EXERCISE:
Copy out all the lines in the records that include the word "JSON".

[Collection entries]
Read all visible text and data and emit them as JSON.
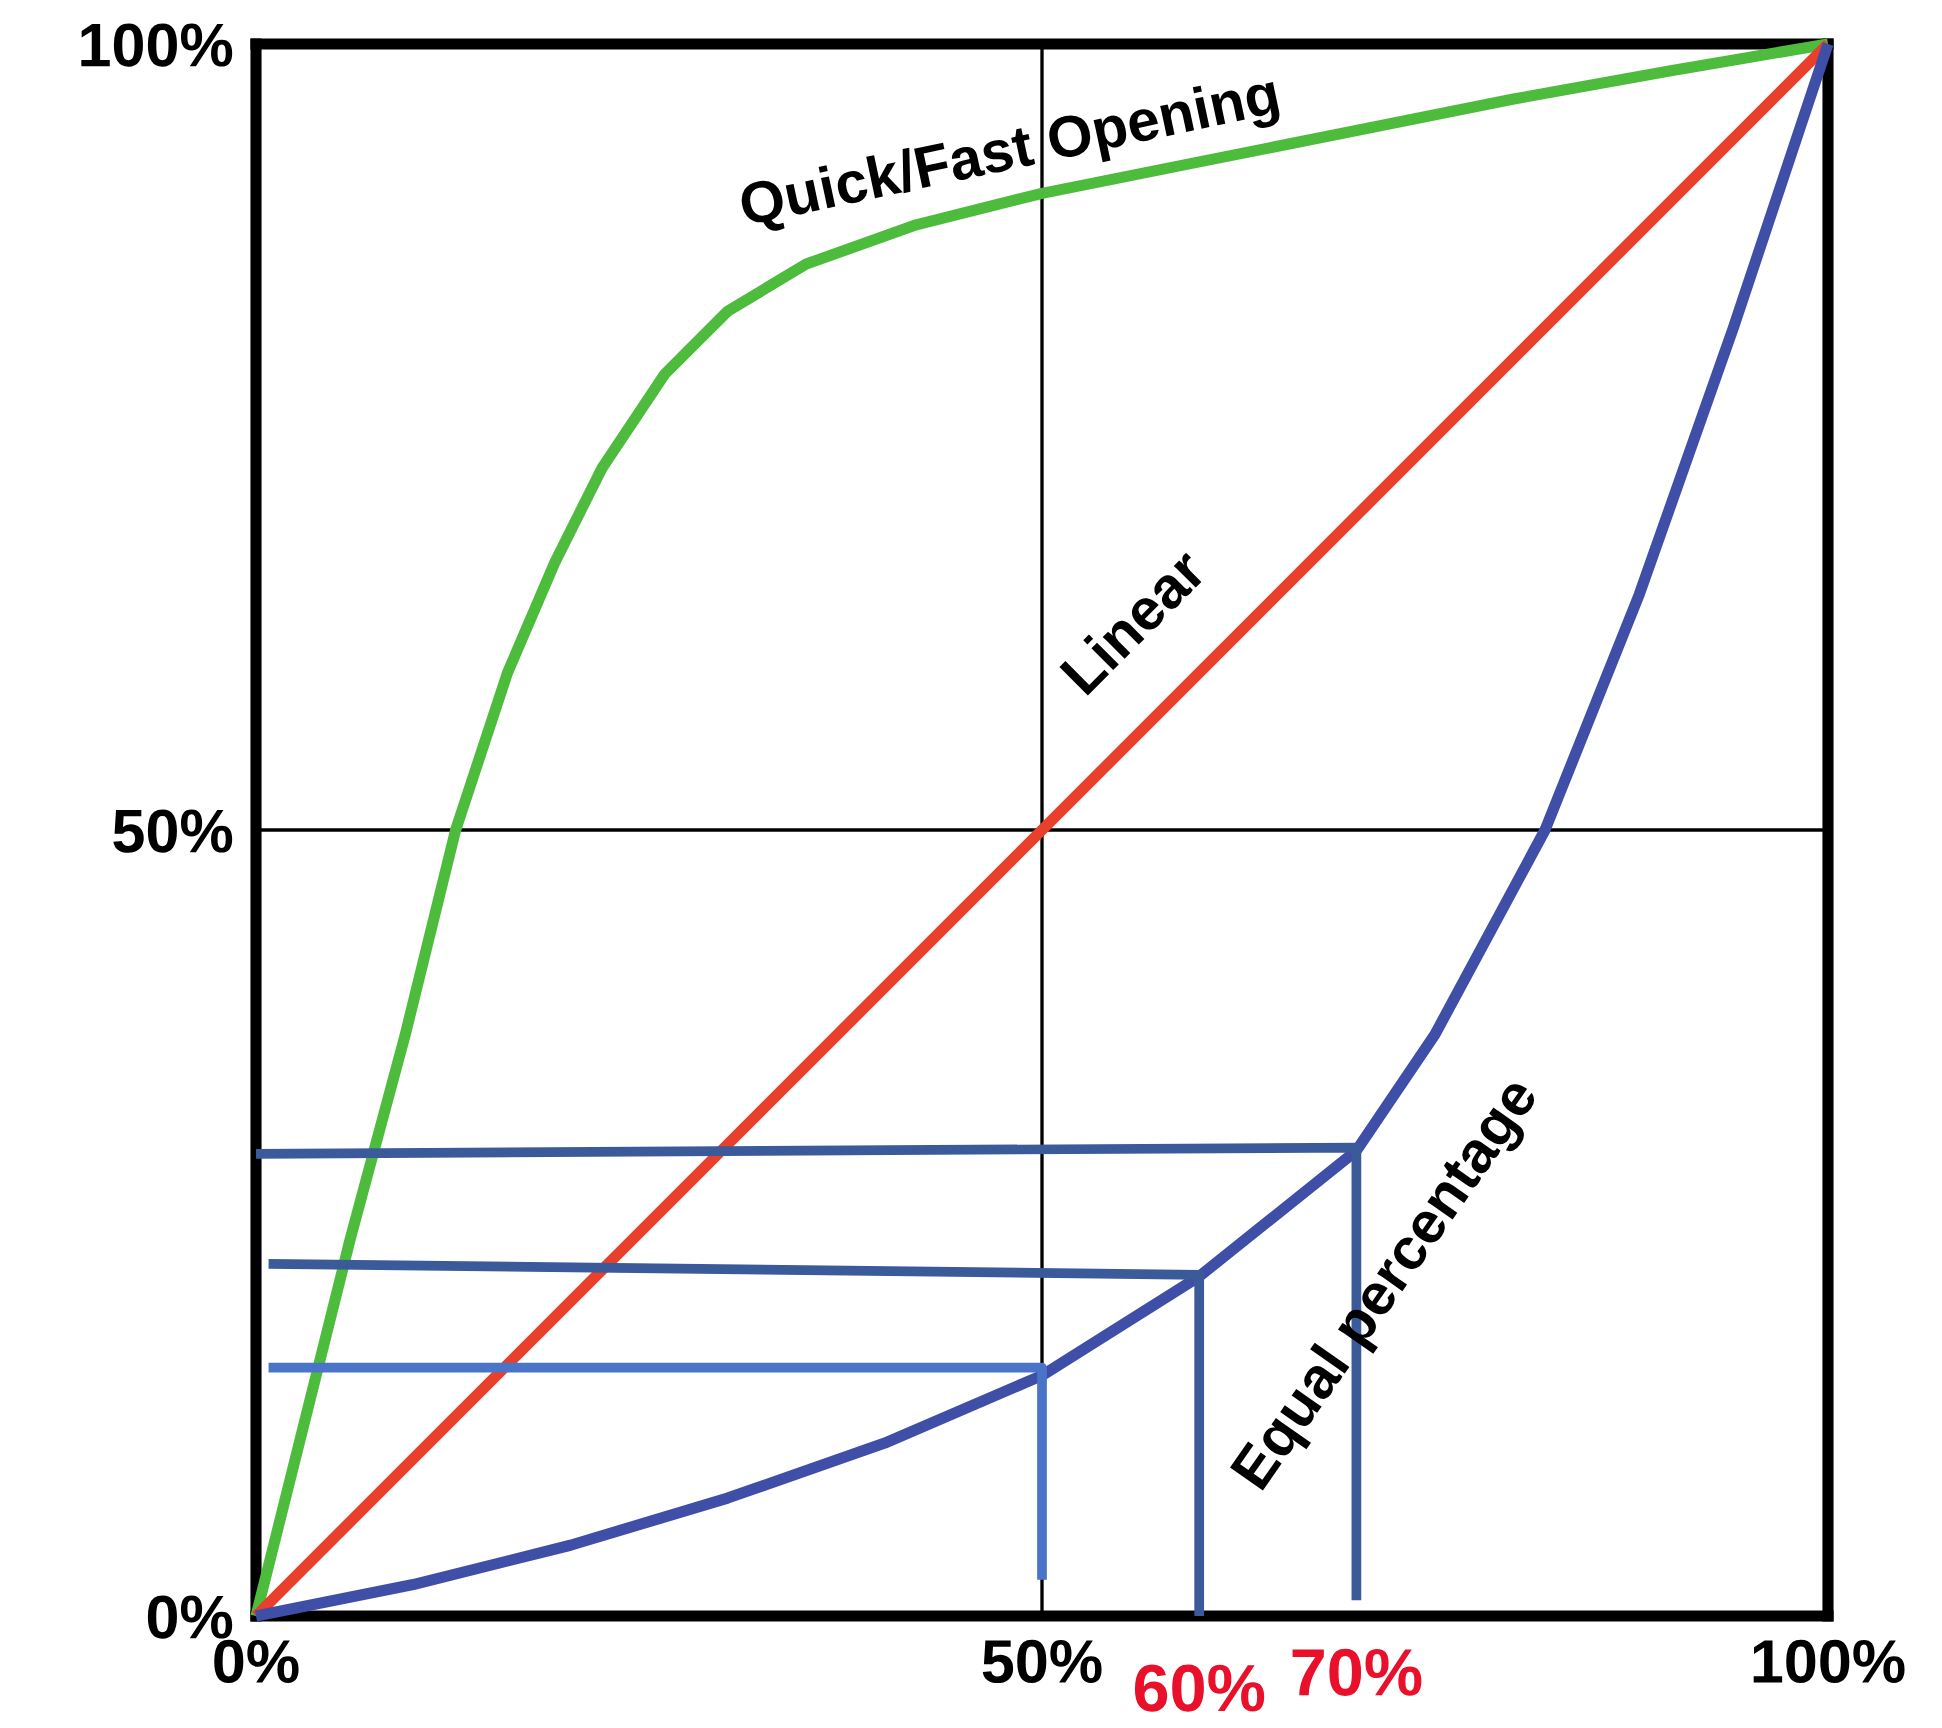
{
  "chart_data": {
    "type": "line",
    "xlim": [
      0,
      100
    ],
    "ylim": [
      0,
      100
    ],
    "xticks": [
      {
        "value": 0,
        "label": "0%"
      },
      {
        "value": 50,
        "label": "50%"
      },
      {
        "value": 100,
        "label": "100%"
      }
    ],
    "yticks": [
      {
        "value": 0,
        "label": "0%"
      },
      {
        "value": 50,
        "label": "50%"
      },
      {
        "value": 100,
        "label": "100%"
      }
    ],
    "grid": true,
    "series": [
      {
        "name": "Quick/Fast Opening",
        "color": "#4dbb3c",
        "x": [
          0,
          3,
          6,
          9.5,
          12.7,
          16,
          19,
          22,
          26,
          30,
          35,
          42,
          50,
          60,
          70,
          80,
          90,
          100
        ],
        "values": [
          0,
          12,
          24,
          37,
          50,
          60,
          67,
          73,
          79,
          83,
          86,
          88.5,
          90.5,
          92.5,
          94.5,
          96.5,
          98.3,
          100
        ]
      },
      {
        "name": "Linear",
        "color": "#e8402a",
        "x": [
          0,
          100
        ],
        "values": [
          0,
          100
        ]
      },
      {
        "name": "Equal percentage",
        "color": "#3f4fa8",
        "x": [
          0,
          10,
          20,
          30,
          40,
          50,
          60,
          70,
          75,
          82,
          88,
          94,
          100
        ],
        "values": [
          0,
          2,
          4.5,
          7.5,
          11,
          15.3,
          21.6,
          29.6,
          37,
          50,
          65,
          82,
          100
        ]
      },
      {
        "color": "#4a74c8",
        "x": [
          0.8,
          50,
          50
        ],
        "values": [
          15.8,
          15.8,
          2.3
        ]
      },
      {
        "color": "#3a5a9a",
        "x": [
          0.8,
          60,
          60
        ],
        "values": [
          22.4,
          21.7,
          0
        ]
      },
      {
        "color": "#3a5a9a",
        "x": [
          0,
          70,
          70
        ],
        "values": [
          29.4,
          29.8,
          1
        ]
      }
    ],
    "annotations": [
      {
        "text": "60%",
        "x": 60,
        "y": 0
      },
      {
        "text": "70%",
        "x": 70,
        "y": 1
      }
    ]
  }
}
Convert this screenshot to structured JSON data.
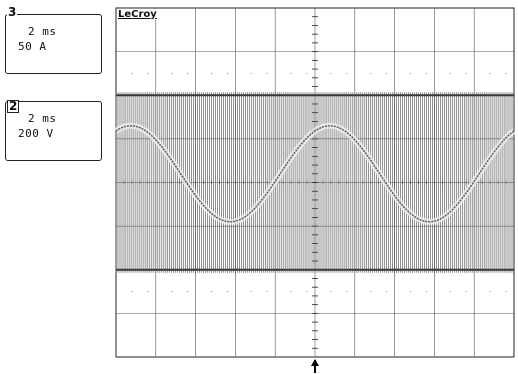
{
  "brand": "LeCroy",
  "channels": [
    {
      "number": "3",
      "timebase": "2 ms",
      "scale": "50 A"
    },
    {
      "number": "2",
      "timebase": "2 ms",
      "scale": "200 V"
    }
  ],
  "display": {
    "background": "#ffffff",
    "grid_color": "#555555",
    "trace_color": "#333333",
    "divisions_x": 10,
    "divisions_y": 8
  },
  "traces": {
    "switching_voltage": {
      "unit": "div",
      "high_level": 2.0,
      "low_level": -2.0,
      "switching_cycles_per_division": 10
    },
    "current": {
      "unit": "div",
      "cycles_on_screen": 2,
      "amplitude": 1.1,
      "offset": 0.2
    }
  },
  "trigger_marker": "trigger-arrow"
}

ANSWER TO THE PROBLEM:
Read all visible text and data and emit them as JSON.
Convert this screenshot to structured JSON data.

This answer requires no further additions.